Quote the records that follow in full, leaving the pictures out.

[Extracts from a graphics dataset]
::::::::::

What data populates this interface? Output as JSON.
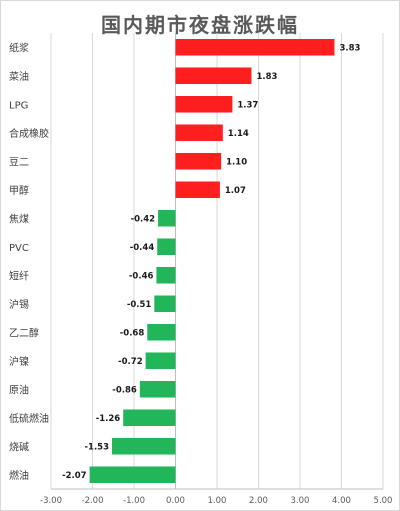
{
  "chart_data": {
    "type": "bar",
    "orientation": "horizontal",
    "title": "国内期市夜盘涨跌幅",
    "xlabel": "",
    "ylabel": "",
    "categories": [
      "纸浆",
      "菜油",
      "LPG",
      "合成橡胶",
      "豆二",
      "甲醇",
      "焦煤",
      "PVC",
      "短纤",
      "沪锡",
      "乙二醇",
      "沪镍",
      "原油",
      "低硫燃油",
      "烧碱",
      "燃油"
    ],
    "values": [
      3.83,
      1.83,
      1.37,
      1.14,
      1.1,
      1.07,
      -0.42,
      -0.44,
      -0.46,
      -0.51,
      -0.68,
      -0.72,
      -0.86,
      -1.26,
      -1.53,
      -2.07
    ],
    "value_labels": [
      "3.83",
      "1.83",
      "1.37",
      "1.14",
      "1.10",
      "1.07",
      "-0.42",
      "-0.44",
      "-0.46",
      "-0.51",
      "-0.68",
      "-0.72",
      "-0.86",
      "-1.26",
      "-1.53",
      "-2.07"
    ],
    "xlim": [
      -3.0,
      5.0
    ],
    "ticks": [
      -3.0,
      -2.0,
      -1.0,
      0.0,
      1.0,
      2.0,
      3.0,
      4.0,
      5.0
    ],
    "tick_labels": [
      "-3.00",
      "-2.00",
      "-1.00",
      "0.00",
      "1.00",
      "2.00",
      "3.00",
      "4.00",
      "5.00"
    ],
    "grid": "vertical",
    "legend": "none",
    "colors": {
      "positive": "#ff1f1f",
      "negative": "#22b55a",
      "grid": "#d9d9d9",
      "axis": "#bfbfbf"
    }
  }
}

::::::::::

Correct answer:
What data populates this interface? Output as JSON.
{
  "chart_data": {
    "type": "bar",
    "orientation": "horizontal",
    "title": "国内期市夜盘涨跌幅",
    "xlabel": "",
    "ylabel": "",
    "categories": [
      "纸浆",
      "菜油",
      "LPG",
      "合成橡胶",
      "豆二",
      "甲醇",
      "焦煤",
      "PVC",
      "短纤",
      "沪锡",
      "乙二醇",
      "沪镍",
      "原油",
      "低硫燃油",
      "烧碱",
      "燃油"
    ],
    "values": [
      3.83,
      1.83,
      1.37,
      1.14,
      1.1,
      1.07,
      -0.42,
      -0.44,
      -0.46,
      -0.51,
      -0.68,
      -0.72,
      -0.86,
      -1.26,
      -1.53,
      -2.07
    ],
    "value_labels": [
      "3.83",
      "1.83",
      "1.37",
      "1.14",
      "1.10",
      "1.07",
      "-0.42",
      "-0.44",
      "-0.46",
      "-0.51",
      "-0.68",
      "-0.72",
      "-0.86",
      "-1.26",
      "-1.53",
      "-2.07"
    ],
    "xlim": [
      -3.0,
      5.0
    ],
    "ticks": [
      -3.0,
      -2.0,
      -1.0,
      0.0,
      1.0,
      2.0,
      3.0,
      4.0,
      5.0
    ],
    "tick_labels": [
      "-3.00",
      "-2.00",
      "-1.00",
      "0.00",
      "1.00",
      "2.00",
      "3.00",
      "4.00",
      "5.00"
    ],
    "grid": "vertical",
    "legend": "none",
    "colors": {
      "positive": "#ff1f1f",
      "negative": "#22b55a",
      "grid": "#d9d9d9",
      "axis": "#bfbfbf"
    }
  }
}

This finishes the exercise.